Exercise goal
Rewrite every line of the items below as a numbered list, skipping blank lines and leaving out the pictures.

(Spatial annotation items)
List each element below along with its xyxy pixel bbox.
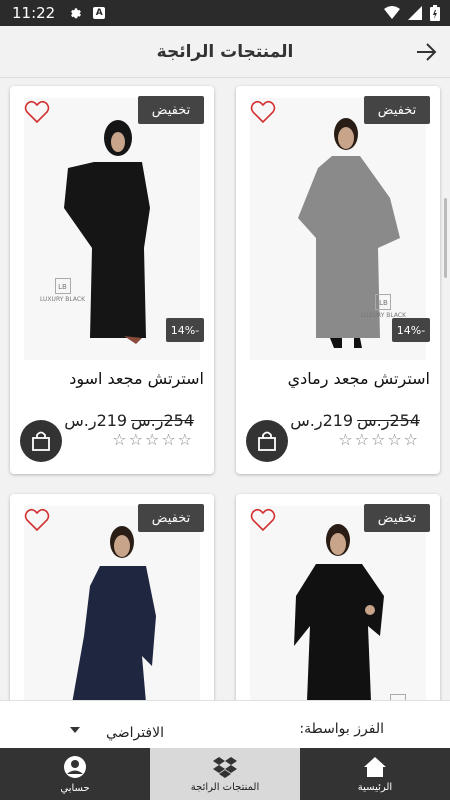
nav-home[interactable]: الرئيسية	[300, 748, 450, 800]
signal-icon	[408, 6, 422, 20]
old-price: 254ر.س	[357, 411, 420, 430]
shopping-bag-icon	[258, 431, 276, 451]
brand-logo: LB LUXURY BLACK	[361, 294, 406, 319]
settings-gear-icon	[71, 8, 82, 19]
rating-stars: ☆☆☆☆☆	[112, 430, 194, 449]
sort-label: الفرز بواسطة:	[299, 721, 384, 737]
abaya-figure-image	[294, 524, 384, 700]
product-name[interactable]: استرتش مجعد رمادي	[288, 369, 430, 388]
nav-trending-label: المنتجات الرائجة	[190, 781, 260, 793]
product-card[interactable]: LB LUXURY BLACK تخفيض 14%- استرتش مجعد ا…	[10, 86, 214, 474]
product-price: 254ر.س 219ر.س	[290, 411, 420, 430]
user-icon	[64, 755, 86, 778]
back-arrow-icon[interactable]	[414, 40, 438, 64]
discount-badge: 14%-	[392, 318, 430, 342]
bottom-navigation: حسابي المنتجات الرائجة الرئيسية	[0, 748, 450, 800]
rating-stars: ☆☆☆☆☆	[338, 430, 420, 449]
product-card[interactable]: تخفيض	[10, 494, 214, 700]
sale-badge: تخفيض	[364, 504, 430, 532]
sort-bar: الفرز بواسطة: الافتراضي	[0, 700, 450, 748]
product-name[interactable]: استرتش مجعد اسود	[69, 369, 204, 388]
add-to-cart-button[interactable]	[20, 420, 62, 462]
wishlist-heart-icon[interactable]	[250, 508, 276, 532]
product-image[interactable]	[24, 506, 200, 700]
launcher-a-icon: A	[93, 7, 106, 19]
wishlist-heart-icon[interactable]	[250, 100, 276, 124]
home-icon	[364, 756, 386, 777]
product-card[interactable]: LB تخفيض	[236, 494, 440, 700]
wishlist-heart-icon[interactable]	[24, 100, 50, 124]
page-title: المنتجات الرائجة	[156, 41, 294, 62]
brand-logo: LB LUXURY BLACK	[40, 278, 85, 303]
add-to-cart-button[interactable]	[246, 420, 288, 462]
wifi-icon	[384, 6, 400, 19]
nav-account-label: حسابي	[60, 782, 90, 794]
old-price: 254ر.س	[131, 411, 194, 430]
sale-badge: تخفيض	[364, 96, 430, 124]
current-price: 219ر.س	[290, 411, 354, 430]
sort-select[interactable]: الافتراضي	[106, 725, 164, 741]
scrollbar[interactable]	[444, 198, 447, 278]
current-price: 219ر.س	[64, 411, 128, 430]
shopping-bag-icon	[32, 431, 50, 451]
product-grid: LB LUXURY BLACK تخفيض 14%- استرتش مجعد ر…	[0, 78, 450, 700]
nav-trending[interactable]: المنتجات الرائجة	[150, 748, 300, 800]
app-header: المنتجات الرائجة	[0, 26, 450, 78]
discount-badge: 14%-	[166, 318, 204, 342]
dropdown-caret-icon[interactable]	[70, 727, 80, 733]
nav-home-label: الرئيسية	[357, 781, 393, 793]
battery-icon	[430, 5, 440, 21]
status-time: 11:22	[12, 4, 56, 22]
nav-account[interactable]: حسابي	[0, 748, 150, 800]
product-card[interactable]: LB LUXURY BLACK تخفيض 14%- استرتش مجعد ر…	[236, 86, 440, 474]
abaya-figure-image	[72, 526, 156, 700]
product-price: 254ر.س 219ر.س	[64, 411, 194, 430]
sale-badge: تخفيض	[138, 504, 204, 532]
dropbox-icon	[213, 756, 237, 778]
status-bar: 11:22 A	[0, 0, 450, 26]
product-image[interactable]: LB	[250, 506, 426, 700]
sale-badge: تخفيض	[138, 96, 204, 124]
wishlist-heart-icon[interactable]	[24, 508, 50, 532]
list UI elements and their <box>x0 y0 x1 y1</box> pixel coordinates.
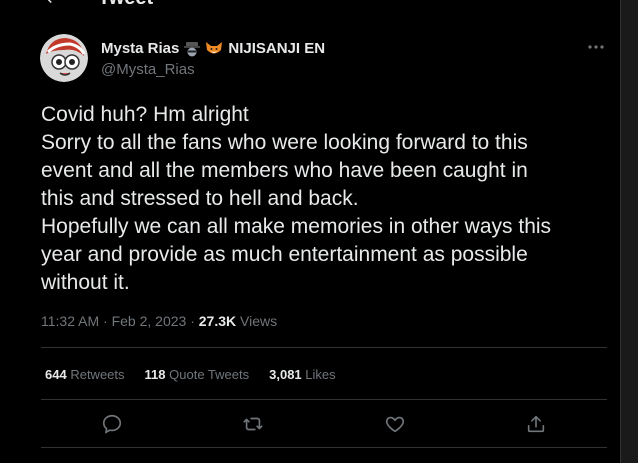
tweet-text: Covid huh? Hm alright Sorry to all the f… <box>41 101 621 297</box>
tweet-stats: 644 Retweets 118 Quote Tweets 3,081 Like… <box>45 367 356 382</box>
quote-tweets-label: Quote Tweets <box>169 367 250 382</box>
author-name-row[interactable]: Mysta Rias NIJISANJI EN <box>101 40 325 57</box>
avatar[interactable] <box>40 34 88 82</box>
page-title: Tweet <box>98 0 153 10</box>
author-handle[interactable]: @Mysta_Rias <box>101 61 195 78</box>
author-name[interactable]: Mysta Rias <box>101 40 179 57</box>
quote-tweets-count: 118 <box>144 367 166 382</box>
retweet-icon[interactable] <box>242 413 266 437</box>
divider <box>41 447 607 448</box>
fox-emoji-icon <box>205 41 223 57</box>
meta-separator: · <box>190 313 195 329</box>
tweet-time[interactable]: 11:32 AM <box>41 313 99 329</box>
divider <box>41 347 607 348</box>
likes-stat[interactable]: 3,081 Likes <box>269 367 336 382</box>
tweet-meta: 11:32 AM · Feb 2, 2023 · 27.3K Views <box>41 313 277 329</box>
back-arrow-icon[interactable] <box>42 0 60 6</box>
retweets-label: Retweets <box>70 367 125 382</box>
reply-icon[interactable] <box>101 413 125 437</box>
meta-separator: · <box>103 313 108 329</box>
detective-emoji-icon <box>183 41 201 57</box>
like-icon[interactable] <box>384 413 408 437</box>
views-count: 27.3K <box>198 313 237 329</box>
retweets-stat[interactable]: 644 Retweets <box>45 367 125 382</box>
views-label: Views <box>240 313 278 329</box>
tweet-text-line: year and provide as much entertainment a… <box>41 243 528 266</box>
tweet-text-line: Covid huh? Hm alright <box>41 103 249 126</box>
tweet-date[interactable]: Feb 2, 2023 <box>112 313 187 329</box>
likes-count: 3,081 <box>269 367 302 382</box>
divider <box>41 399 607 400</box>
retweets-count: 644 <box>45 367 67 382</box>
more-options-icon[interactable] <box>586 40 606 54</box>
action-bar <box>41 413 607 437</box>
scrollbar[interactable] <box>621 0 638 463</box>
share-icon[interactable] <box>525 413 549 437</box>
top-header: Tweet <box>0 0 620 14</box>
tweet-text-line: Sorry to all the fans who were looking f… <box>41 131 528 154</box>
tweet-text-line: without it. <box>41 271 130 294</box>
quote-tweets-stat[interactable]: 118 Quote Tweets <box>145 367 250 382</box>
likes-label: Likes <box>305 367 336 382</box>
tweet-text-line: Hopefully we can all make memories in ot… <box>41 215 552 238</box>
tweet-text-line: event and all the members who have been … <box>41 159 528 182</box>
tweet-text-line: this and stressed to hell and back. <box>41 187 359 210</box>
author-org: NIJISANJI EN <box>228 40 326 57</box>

Full response
1. List each element below along with its xyxy pixel bbox.
2. nav-home[interactable]: الرئيسية	[300, 748, 450, 800]
3. signal-icon	[408, 6, 422, 20]
4. old-price: 254ر.س	[357, 411, 420, 430]
5. shopping-bag-icon	[258, 431, 276, 451]
6. brand-logo: LB LUXURY BLACK	[361, 294, 406, 319]
7. settings-gear-icon	[71, 8, 82, 19]
8. rating-stars: ☆☆☆☆☆	[112, 430, 194, 449]
9. sort-label: الفرز بواسطة:	[299, 721, 384, 737]
10. abaya-figure-image	[294, 524, 384, 700]
11. product-name[interactable]: استرتش مجعد رمادي	[288, 369, 430, 388]
12. nav-trending-label: المنتجات الرائجة	[190, 781, 260, 793]
13. product-card[interactable]: LB LUXURY BLACK تخفيض 14%- استرتش مجعد ا…	[10, 86, 214, 474]
14. product-price: 254ر.س 219ر.س	[290, 411, 420, 430]
15. user-icon	[64, 755, 86, 778]
16. back-arrow-icon[interactable]	[414, 40, 438, 64]
17. discount-badge: 14%-	[392, 318, 430, 342]
18. bottom-navigation: حسابي المنتجات الرائجة الرئيسية	[0, 748, 450, 800]
19. rating-stars: ☆☆☆☆☆	[338, 430, 420, 449]
20. product-card[interactable]: تخفيض	[10, 494, 214, 700]
21. sale-badge: تخفيض	[364, 504, 430, 532]
22. sort-bar: الفرز بواسطة: الافتراضي	[0, 700, 450, 748]
23. product-name[interactable]: استرتش مجعد اسود	[69, 369, 204, 388]
24. add-to-cart-button[interactable]	[20, 420, 62, 462]
25. wishlist-heart-icon[interactable]	[250, 508, 276, 532]
26. product-image[interactable]	[24, 506, 200, 700]
27. launcher-a-icon: A	[93, 7, 106, 19]
28. wishlist-heart-icon[interactable]	[250, 100, 276, 124]
29. home-icon	[364, 756, 386, 777]
30. product-card[interactable]: LB تخفيض	[236, 494, 440, 700]
31. wishlist-heart-icon[interactable]	[24, 100, 50, 124]
32. page-title: المنتجات الرائجة	[156, 41, 294, 62]
33. brand-logo: LB LUXURY BLACK	[40, 278, 85, 303]
34. add-to-cart-button[interactable]	[246, 420, 288, 462]
35. wifi-icon	[384, 6, 400, 19]
36. nav-account-label: حسابي	[60, 782, 90, 794]
37. old-price: 254ر.س	[131, 411, 194, 430]
38. sale-badge: تخفيض	[364, 96, 430, 124]
39. current-price: 219ر.س	[290, 411, 354, 430]
40. sort-select[interactable]: الافتراضي	[106, 725, 164, 741]
41. scrollbar[interactable]	[444, 198, 447, 278]
42. current-price: 219ر.س	[64, 411, 128, 430]
43. shopping-bag-icon	[32, 431, 50, 451]
44. product-grid: LB LUXURY BLACK تخفيض 14%- استرتش مجعد ر…	[0, 78, 450, 700]
45. nav-trending[interactable]: المنتجات الرائجة	[150, 748, 300, 800]
46. app-header: المنتجات الرائجة	[0, 26, 450, 78]
47. discount-badge: 14%-	[166, 318, 204, 342]
48. dropdown-caret-icon[interactable]	[70, 727, 80, 733]
49. nav-home-label: الرئيسية	[357, 781, 393, 793]
50. battery-icon	[430, 5, 440, 21]
51. status-time: 11:22	[12, 4, 56, 22]
52. nav-account[interactable]: حسابي	[0, 748, 150, 800]
53. product-card[interactable]: LB LUXURY BLACK تخفيض 14%- استرتش مجعد ر…	[236, 86, 440, 474]
54. abaya-figure-image	[72, 526, 156, 700]
55. product-price: 254ر.س 219ر.س	[64, 411, 194, 430]
56. sale-badge: تخفيض	[138, 504, 204, 532]
57. dropbox-icon	[213, 756, 237, 778]
58. status-bar: 11:22 A	[0, 0, 450, 26]
59. product-image[interactable]: LB	[250, 506, 426, 700]
60. sale-badge: تخفيض	[138, 96, 204, 124]
61. wishlist-heart-icon[interactable]	[24, 508, 50, 532]
62. list UI elements and their <box>x0 y0 x1 y1</box> pixel coordinates.
63. tweet-text: Covid huh? Hm alright Sorry to all the f… <box>41 101 621 297</box>
64. tweet-stats: 644 Retweets 118 Quote Tweets 3,081 Like… <box>45 367 356 382</box>
65. quote-tweets-label: Quote Tweets <box>169 367 250 382</box>
66. author-name-row[interactable]: Mysta Rias NIJISANJI EN <box>101 40 325 57</box>
67. avatar[interactable] <box>40 34 88 82</box>
68. page-title: Tweet <box>98 0 153 10</box>
69. author-handle[interactable]: @Mysta_Rias <box>101 61 195 78</box>
70. author-name[interactable]: Mysta Rias <box>101 40 179 57</box>
71. quote-tweets-count: 118 <box>144 367 166 382</box>
72. retweet-icon[interactable] <box>242 413 266 437</box>
73. divider <box>41 447 607 448</box>
74. fox-emoji-icon <box>205 41 223 57</box>
75. meta-separator: · <box>190 313 195 329</box>
76. tweet-time[interactable]: 11:32 AM <box>41 313 99 329</box>
77. divider <box>41 347 607 348</box>
78. likes-stat[interactable]: 3,081 Likes <box>269 367 336 382</box>
79. tweet-meta: 11:32 AM · Feb 2, 2023 · 27.3K Views <box>41 313 277 329</box>
80. back-arrow-icon[interactable] <box>42 0 60 6</box>
81. retweets-label: Retweets <box>70 367 125 382</box>
82. reply-icon[interactable] <box>101 413 125 437</box>
83. meta-separator: · <box>103 313 108 329</box>
84. detective-emoji-icon <box>183 41 201 57</box>
85. like-icon[interactable] <box>384 413 408 437</box>
86. views-count: 27.3K <box>198 313 237 329</box>
87. retweets-stat[interactable]: 644 Retweets <box>45 367 125 382</box>
88. views-label: Views <box>240 313 278 329</box>
89. tweet-text-line: year and provide as much entertainment a… <box>41 243 528 266</box>
90. tweet-text-line: Covid huh? Hm alright <box>41 103 249 126</box>
91. tweet-date[interactable]: Feb 2, 2023 <box>112 313 187 329</box>
92. likes-count: 3,081 <box>269 367 302 382</box>
93. divider <box>41 399 607 400</box>
94. retweets-count: 644 <box>45 367 67 382</box>
95. more-options-icon[interactable] <box>586 40 606 54</box>
96. action-bar <box>41 413 607 437</box>
97. scrollbar[interactable] <box>621 0 638 463</box>
98. share-icon[interactable] <box>525 413 549 437</box>
99. top-header: Tweet <box>0 0 620 14</box>
100. tweet-text-line: Sorry to all the fans who were looking f… <box>41 131 528 154</box>
101. tweet-text-line: without it. <box>41 271 130 294</box>
102. quote-tweets-stat[interactable]: 118 Quote Tweets <box>145 367 250 382</box>
103. likes-label: Likes <box>305 367 336 382</box>
104. tweet-text-line: Hopefully we can all make memories in ot… <box>41 215 552 238</box>
105. tweet-text-line: event and all the members who have been … <box>41 159 528 182</box>
106. tweet-text-line: this and stressed to hell and back. <box>41 187 359 210</box>
107. author-org: NIJISANJI EN <box>228 40 326 57</box>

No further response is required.